Given task: Rewrite the material as a numbered list, starting at the line containing "annotate this image: element" and ending with the line containing "What elements are", both included. Omit blank lines and leave the pictures out.

Data to use:
• • •

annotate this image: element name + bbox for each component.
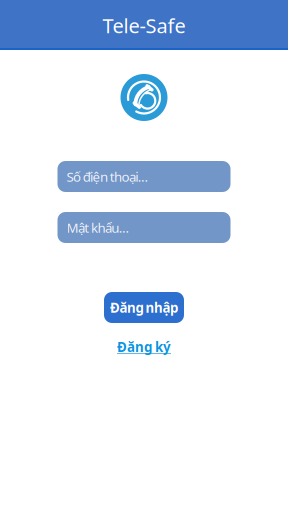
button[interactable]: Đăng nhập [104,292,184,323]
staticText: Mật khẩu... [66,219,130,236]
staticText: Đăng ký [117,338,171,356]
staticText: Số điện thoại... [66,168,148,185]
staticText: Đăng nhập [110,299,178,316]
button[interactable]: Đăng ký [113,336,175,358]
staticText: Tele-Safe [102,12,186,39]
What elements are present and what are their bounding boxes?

• • •

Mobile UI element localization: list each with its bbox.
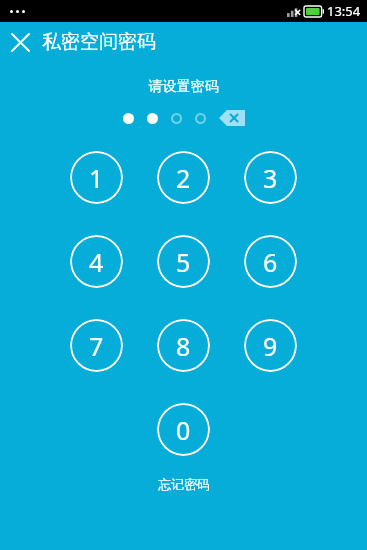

• • •

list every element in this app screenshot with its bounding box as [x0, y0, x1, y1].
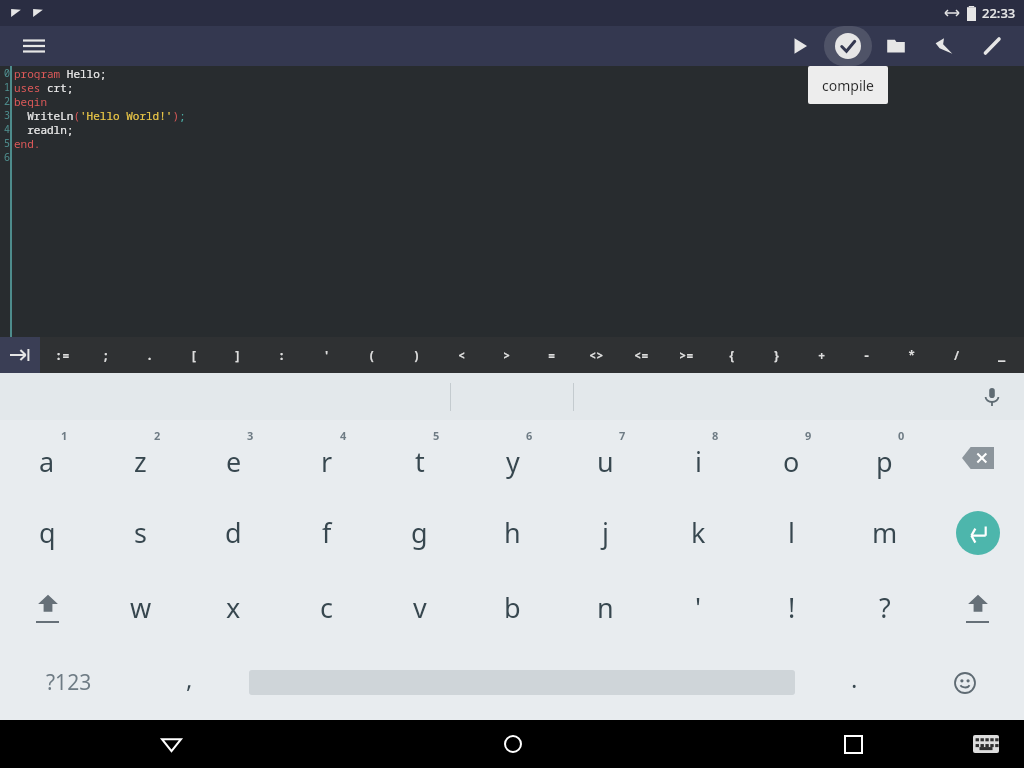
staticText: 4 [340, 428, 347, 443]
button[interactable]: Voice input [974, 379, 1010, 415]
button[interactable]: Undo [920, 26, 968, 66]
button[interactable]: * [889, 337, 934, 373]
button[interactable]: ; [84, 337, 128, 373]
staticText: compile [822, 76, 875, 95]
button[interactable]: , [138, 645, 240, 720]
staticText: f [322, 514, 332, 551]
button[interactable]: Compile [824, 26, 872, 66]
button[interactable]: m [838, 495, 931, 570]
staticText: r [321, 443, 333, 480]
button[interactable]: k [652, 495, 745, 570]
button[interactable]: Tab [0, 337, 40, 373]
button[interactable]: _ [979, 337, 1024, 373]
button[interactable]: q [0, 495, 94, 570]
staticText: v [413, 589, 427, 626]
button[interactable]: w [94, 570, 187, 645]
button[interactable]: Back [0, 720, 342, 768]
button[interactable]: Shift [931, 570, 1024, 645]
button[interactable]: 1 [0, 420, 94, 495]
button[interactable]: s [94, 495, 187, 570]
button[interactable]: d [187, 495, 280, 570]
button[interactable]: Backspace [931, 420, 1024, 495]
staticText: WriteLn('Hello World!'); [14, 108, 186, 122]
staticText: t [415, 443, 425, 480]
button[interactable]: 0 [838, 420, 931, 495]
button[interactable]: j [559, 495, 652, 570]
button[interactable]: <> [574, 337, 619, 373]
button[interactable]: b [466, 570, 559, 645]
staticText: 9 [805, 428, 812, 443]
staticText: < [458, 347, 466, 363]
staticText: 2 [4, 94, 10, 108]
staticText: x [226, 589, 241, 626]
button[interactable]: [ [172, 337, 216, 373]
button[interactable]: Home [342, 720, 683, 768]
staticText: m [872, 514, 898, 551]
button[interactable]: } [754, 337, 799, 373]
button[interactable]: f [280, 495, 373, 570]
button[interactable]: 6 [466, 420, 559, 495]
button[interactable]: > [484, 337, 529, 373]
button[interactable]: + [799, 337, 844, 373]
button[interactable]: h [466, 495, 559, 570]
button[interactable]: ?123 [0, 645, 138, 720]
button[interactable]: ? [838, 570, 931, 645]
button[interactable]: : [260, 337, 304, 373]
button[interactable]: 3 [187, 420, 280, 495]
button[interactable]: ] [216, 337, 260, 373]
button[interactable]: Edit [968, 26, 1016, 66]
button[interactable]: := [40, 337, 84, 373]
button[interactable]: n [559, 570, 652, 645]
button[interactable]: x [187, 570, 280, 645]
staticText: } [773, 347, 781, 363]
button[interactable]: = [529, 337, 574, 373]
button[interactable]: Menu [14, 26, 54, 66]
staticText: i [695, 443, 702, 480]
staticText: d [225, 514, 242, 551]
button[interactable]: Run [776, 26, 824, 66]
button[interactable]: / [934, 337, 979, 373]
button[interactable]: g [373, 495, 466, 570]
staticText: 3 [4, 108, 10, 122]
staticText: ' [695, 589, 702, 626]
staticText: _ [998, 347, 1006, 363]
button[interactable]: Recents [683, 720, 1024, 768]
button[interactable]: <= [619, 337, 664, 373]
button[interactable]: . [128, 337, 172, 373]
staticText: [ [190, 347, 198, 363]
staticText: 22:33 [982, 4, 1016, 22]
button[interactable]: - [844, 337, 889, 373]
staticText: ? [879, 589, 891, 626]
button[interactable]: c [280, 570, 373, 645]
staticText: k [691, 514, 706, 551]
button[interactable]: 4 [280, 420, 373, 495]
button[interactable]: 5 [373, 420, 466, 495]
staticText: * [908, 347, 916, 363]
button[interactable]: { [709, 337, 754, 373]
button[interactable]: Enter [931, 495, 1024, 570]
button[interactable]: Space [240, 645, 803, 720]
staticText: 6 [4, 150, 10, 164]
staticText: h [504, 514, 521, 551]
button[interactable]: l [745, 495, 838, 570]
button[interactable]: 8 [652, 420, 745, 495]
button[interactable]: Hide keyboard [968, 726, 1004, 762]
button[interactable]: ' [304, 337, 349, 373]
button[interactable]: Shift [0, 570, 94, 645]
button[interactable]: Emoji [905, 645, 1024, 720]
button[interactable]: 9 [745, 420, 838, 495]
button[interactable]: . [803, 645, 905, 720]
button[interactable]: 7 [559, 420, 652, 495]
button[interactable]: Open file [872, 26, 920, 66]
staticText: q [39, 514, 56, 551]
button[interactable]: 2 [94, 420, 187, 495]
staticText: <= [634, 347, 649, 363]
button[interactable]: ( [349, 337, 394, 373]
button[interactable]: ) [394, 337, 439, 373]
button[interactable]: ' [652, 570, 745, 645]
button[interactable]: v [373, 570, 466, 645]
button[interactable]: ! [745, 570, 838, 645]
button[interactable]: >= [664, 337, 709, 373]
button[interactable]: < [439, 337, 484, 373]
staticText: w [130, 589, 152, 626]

• • •

Full output:
1. annotate this image: element name + bbox for each component.
2. button[interactable]: Đăng nhập [104,292,184,323]
3. staticText: Mật khẩu... [66,219,130,236]
4. staticText: Đăng ký [117,338,171,356]
5. staticText: Số điện thoại... [66,168,148,185]
6. staticText: Đăng nhập [110,299,178,316]
7. button[interactable]: Đăng ký [113,336,175,358]
8. staticText: Tele-Safe [102,12,186,39]
9. What elements are present and what are their bounding boxes?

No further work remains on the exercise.